**Material for the task:**
#####
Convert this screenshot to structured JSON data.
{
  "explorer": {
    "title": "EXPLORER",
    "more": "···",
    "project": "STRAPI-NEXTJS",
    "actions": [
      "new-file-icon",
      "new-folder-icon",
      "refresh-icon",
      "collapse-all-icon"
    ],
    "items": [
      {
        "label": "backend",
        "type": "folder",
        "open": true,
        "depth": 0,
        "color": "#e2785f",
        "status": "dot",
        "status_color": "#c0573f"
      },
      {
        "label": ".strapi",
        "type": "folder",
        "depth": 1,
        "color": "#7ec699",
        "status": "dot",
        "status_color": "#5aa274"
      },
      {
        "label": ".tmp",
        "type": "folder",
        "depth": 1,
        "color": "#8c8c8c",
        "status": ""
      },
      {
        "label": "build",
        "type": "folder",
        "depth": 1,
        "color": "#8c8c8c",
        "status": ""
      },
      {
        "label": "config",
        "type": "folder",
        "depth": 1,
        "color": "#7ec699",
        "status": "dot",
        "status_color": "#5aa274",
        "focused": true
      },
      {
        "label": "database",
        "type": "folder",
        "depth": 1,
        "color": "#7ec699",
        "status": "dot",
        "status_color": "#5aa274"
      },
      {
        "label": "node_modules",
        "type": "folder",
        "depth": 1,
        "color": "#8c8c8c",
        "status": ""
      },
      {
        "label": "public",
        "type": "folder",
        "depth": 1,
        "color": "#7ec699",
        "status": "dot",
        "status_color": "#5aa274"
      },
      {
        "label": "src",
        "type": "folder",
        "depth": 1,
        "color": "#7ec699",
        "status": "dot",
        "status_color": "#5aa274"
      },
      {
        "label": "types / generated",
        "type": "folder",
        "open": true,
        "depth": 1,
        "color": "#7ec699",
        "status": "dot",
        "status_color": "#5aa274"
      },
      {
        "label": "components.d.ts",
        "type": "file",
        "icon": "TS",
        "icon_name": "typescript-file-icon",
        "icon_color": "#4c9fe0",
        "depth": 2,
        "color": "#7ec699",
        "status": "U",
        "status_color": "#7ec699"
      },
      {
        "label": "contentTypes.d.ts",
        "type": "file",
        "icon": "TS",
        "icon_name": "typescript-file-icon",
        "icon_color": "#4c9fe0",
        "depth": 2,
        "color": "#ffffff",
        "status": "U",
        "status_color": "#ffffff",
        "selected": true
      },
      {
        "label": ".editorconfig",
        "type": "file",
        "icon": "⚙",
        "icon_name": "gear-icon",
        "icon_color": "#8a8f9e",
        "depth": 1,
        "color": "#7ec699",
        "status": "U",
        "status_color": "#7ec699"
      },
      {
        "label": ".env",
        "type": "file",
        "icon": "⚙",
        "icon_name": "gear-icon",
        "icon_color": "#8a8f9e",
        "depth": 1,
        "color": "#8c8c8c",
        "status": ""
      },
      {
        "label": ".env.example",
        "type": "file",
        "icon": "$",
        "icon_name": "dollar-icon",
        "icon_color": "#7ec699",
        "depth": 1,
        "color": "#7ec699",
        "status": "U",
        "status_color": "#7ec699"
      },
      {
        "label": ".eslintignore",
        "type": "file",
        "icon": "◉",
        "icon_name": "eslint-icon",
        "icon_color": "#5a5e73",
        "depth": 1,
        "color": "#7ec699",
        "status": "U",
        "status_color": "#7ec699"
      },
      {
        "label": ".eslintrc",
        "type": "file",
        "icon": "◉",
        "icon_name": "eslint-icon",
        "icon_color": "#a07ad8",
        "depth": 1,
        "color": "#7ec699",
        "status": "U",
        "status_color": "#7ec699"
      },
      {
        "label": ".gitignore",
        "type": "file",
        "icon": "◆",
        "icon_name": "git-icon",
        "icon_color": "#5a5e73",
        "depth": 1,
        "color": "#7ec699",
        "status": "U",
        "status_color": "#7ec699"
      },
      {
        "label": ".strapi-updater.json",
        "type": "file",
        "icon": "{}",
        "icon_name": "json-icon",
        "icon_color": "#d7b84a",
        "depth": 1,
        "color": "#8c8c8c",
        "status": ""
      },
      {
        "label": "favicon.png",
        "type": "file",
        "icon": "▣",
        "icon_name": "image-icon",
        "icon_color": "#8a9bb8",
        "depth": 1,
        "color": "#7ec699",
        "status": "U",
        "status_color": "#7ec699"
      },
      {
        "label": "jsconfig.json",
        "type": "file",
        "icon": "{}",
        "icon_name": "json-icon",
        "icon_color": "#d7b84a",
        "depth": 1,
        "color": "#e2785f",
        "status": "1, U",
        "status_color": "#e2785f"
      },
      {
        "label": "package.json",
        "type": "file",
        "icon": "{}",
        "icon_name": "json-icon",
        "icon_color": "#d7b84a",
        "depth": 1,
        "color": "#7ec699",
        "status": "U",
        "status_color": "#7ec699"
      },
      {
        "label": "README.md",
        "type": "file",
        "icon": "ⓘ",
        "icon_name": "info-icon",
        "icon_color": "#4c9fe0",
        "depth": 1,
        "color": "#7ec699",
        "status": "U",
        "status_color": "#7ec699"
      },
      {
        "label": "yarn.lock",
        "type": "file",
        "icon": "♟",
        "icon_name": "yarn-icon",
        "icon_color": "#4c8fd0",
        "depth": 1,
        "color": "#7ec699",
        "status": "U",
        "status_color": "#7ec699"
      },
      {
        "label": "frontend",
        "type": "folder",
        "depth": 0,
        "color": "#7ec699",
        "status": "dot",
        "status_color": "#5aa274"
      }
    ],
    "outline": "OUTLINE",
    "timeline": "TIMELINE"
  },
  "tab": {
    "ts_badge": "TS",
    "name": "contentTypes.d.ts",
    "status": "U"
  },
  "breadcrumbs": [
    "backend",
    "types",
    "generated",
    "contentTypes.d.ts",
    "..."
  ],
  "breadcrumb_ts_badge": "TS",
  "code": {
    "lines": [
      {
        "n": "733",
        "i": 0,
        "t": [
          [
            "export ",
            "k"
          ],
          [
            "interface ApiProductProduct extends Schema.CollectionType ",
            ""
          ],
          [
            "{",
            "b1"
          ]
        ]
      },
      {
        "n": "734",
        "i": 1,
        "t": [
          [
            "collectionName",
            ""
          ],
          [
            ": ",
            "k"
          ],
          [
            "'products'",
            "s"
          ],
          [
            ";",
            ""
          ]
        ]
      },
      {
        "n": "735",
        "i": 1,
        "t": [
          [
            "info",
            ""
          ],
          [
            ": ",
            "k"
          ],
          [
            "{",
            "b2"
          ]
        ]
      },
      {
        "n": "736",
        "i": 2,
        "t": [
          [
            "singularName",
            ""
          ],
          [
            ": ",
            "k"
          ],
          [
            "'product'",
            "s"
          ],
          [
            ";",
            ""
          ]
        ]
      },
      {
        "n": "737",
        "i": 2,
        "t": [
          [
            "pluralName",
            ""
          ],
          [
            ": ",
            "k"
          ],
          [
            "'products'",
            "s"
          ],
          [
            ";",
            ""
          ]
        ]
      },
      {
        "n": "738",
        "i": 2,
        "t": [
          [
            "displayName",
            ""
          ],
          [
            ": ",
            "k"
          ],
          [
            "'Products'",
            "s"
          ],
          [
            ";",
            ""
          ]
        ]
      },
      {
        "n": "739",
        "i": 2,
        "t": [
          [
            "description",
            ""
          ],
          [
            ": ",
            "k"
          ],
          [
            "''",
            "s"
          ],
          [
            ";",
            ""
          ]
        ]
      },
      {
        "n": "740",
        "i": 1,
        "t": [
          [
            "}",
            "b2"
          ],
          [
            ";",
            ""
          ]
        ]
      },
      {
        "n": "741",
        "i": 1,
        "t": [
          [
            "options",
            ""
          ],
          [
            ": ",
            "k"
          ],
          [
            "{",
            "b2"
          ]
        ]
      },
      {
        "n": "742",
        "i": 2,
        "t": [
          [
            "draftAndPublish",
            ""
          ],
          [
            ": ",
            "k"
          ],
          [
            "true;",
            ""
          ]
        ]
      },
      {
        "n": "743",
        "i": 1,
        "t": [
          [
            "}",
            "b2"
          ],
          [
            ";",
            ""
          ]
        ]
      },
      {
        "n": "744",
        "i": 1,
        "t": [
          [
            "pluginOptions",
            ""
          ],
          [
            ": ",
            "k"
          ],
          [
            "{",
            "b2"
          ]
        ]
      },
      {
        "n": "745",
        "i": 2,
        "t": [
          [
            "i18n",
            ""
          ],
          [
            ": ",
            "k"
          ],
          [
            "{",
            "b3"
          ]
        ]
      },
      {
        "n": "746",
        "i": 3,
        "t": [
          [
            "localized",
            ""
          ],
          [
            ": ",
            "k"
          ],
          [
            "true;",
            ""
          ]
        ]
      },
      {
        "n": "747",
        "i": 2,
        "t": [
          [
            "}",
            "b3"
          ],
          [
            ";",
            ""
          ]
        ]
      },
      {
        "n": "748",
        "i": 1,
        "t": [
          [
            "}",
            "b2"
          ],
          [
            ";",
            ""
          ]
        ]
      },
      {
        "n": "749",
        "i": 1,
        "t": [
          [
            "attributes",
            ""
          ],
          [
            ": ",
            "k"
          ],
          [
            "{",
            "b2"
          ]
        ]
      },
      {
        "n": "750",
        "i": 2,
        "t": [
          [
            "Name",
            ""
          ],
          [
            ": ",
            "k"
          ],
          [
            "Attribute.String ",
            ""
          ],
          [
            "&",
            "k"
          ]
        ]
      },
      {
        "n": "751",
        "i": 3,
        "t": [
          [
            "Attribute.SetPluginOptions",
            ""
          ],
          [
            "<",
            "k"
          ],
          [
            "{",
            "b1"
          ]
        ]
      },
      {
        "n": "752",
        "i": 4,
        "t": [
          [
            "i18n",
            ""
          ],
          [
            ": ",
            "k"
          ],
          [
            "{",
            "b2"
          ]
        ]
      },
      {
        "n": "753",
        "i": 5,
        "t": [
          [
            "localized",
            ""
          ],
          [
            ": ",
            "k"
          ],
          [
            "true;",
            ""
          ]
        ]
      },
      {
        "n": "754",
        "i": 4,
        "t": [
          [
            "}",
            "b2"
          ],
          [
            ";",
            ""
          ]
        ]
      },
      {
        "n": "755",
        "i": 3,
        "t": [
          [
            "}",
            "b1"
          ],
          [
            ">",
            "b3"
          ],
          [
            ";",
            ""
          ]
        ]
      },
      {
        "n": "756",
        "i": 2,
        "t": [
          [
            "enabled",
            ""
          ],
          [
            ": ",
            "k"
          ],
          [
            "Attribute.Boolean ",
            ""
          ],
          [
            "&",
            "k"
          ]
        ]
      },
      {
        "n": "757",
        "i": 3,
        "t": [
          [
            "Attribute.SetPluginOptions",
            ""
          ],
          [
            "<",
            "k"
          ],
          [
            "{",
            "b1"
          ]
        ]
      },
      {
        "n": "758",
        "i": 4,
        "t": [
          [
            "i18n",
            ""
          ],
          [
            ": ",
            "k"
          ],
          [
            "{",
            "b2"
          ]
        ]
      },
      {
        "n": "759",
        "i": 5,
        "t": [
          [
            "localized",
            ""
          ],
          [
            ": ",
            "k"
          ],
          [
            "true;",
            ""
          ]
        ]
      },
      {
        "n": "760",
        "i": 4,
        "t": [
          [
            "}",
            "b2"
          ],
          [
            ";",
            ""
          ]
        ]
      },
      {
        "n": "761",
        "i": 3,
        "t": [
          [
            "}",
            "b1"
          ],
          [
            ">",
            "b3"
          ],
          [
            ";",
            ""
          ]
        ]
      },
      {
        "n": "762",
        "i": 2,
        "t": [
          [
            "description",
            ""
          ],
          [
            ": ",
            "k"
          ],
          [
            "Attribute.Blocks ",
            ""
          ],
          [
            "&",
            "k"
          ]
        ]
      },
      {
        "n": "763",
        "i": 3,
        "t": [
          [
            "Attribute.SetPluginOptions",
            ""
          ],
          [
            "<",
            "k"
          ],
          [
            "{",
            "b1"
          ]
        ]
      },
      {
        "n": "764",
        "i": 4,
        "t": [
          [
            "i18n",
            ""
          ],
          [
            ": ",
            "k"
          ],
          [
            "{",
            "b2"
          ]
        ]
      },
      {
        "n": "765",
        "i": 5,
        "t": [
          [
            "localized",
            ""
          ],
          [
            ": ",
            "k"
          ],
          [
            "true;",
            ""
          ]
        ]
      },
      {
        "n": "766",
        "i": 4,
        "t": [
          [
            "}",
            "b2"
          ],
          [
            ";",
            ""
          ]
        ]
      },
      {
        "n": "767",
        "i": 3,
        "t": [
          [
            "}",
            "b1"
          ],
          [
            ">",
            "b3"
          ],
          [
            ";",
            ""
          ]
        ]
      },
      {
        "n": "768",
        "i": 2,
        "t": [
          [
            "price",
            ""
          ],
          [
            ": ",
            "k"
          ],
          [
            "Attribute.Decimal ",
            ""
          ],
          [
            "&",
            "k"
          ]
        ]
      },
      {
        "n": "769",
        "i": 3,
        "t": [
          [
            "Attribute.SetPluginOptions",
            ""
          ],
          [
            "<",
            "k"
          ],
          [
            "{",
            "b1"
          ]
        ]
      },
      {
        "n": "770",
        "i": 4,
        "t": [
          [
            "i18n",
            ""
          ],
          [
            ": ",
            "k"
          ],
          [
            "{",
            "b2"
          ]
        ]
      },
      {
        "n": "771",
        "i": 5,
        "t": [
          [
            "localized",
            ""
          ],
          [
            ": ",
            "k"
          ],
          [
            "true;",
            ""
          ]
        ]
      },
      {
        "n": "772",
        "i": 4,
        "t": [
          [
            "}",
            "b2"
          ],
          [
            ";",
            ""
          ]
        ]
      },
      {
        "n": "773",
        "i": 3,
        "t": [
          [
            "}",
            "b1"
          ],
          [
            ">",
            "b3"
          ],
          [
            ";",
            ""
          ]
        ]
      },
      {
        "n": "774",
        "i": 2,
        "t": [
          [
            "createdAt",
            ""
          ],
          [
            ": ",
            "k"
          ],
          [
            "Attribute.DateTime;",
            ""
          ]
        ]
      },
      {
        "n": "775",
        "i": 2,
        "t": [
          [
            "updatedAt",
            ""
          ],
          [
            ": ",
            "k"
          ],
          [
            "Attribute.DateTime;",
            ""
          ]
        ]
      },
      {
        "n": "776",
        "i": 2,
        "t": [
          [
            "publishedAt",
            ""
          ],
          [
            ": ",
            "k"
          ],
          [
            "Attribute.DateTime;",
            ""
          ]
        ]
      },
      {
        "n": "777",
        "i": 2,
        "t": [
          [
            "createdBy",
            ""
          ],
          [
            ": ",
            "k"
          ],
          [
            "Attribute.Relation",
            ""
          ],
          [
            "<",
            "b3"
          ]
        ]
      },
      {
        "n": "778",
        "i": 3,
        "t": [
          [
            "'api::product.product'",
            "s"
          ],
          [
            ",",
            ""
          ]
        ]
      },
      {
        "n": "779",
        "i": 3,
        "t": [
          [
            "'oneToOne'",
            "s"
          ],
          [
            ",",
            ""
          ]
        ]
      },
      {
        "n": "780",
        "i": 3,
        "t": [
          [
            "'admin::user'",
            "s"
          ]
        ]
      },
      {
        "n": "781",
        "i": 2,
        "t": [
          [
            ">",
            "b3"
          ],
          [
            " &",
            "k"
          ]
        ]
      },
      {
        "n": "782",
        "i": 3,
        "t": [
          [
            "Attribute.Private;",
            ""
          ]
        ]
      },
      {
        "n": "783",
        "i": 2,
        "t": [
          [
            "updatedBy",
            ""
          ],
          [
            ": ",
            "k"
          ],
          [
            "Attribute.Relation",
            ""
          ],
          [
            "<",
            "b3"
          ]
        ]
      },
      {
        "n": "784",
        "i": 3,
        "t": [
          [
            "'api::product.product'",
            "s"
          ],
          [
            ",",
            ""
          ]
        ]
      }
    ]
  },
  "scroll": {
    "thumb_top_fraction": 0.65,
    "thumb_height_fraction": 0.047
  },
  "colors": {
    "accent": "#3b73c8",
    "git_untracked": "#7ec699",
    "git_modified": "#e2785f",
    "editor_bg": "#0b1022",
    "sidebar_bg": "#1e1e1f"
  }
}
#####
**Do this:**
Show each line of the data that contains the string "contentTypes".

**Finished exercise:**
        "label": "contentTypes.d.ts",
    "name": "contentTypes.d.ts",
    "contentTypes.d.ts",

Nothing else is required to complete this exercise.